[Collection entries]
* * *
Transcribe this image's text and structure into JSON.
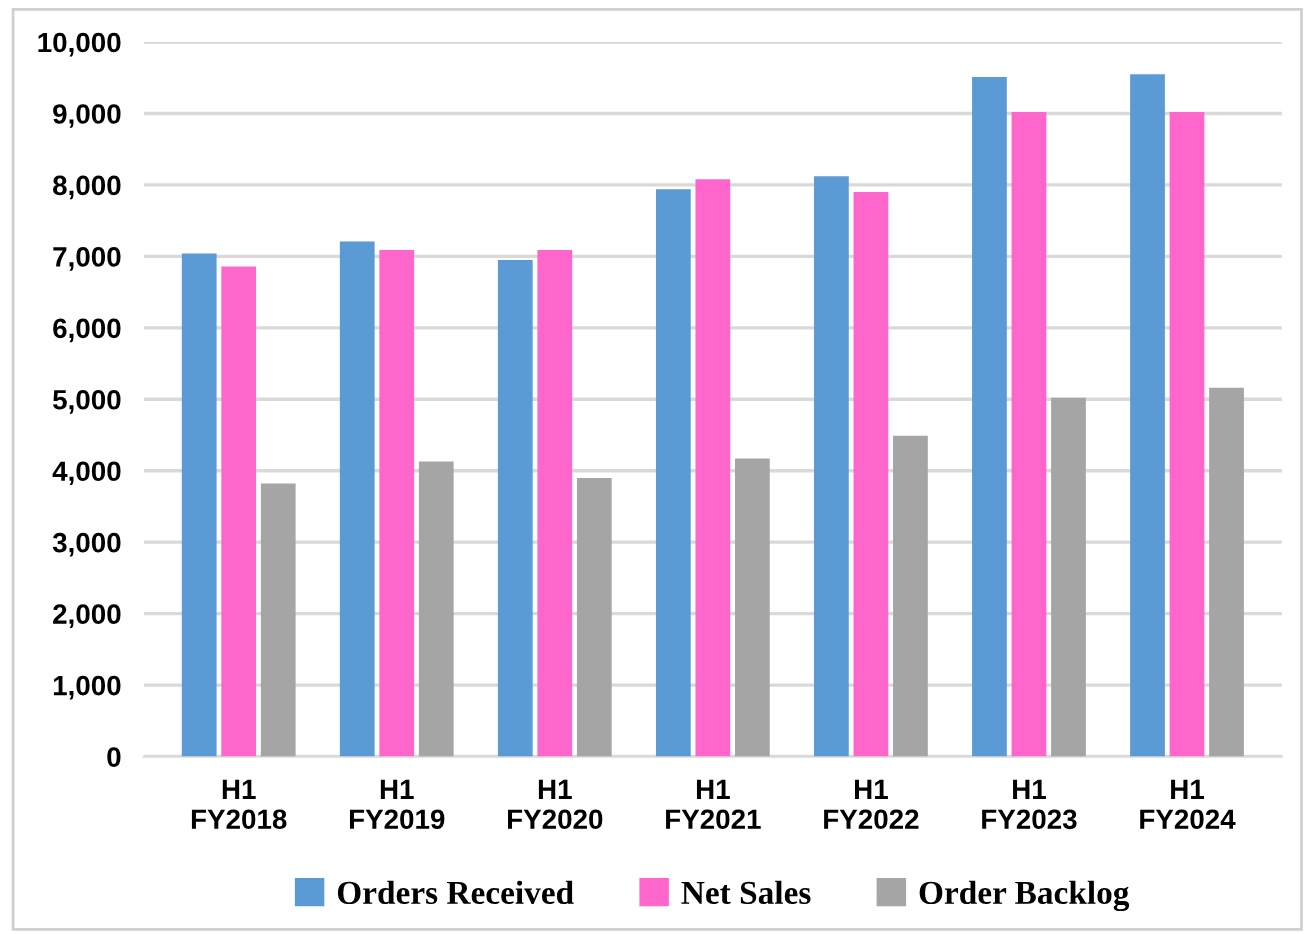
{
  "chart_data": {
    "type": "bar",
    "categories": [
      "H1\nFY2018",
      "H1\nFY2019",
      "H1\nFY2020",
      "H1\nFY2021",
      "H1\nFY2022",
      "H1\nFY2023",
      "H1\nFY2024"
    ],
    "series": [
      {
        "name": "Orders Received",
        "color": "#5b9bd5",
        "values": [
          7040,
          7210,
          6950,
          7940,
          8120,
          9510,
          9550
        ]
      },
      {
        "name": "Net Sales",
        "color": "#ff66cc",
        "values": [
          6860,
          7090,
          7090,
          8080,
          7900,
          9020,
          9020
        ]
      },
      {
        "name": "Order Backlog",
        "color": "#a5a5a5",
        "values": [
          3820,
          4130,
          3900,
          4170,
          4490,
          5020,
          5160
        ]
      }
    ],
    "ylim": [
      0,
      10000
    ],
    "yticks": [
      {
        "value": 0,
        "label": "0"
      },
      {
        "value": 1000,
        "label": "1,000"
      },
      {
        "value": 2000,
        "label": "2,000"
      },
      {
        "value": 3000,
        "label": "3,000"
      },
      {
        "value": 4000,
        "label": "4,000"
      },
      {
        "value": 5000,
        "label": "5,000"
      },
      {
        "value": 6000,
        "label": "6,000"
      },
      {
        "value": 7000,
        "label": "7,000"
      },
      {
        "value": 8000,
        "label": "8,000"
      },
      {
        "value": 9000,
        "label": "9,000"
      },
      {
        "value": 10000,
        "label": "10,000"
      }
    ],
    "grid": "y",
    "legend": "bottom"
  }
}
* * *
§ **GOAL**:
The records above need to be restated word for word, with the pictures left out.

§ **COMPLETE ANSWER**:
Transcribe this image's text and structure into JSON.
{
  "chart_data": {
    "type": "bar",
    "categories": [
      "H1\nFY2018",
      "H1\nFY2019",
      "H1\nFY2020",
      "H1\nFY2021",
      "H1\nFY2022",
      "H1\nFY2023",
      "H1\nFY2024"
    ],
    "series": [
      {
        "name": "Orders Received",
        "color": "#5b9bd5",
        "values": [
          7040,
          7210,
          6950,
          7940,
          8120,
          9510,
          9550
        ]
      },
      {
        "name": "Net Sales",
        "color": "#ff66cc",
        "values": [
          6860,
          7090,
          7090,
          8080,
          7900,
          9020,
          9020
        ]
      },
      {
        "name": "Order Backlog",
        "color": "#a5a5a5",
        "values": [
          3820,
          4130,
          3900,
          4170,
          4490,
          5020,
          5160
        ]
      }
    ],
    "ylim": [
      0,
      10000
    ],
    "yticks": [
      {
        "value": 0,
        "label": "0"
      },
      {
        "value": 1000,
        "label": "1,000"
      },
      {
        "value": 2000,
        "label": "2,000"
      },
      {
        "value": 3000,
        "label": "3,000"
      },
      {
        "value": 4000,
        "label": "4,000"
      },
      {
        "value": 5000,
        "label": "5,000"
      },
      {
        "value": 6000,
        "label": "6,000"
      },
      {
        "value": 7000,
        "label": "7,000"
      },
      {
        "value": 8000,
        "label": "8,000"
      },
      {
        "value": 9000,
        "label": "9,000"
      },
      {
        "value": 10000,
        "label": "10,000"
      }
    ],
    "grid": "y",
    "legend": "bottom"
  }
}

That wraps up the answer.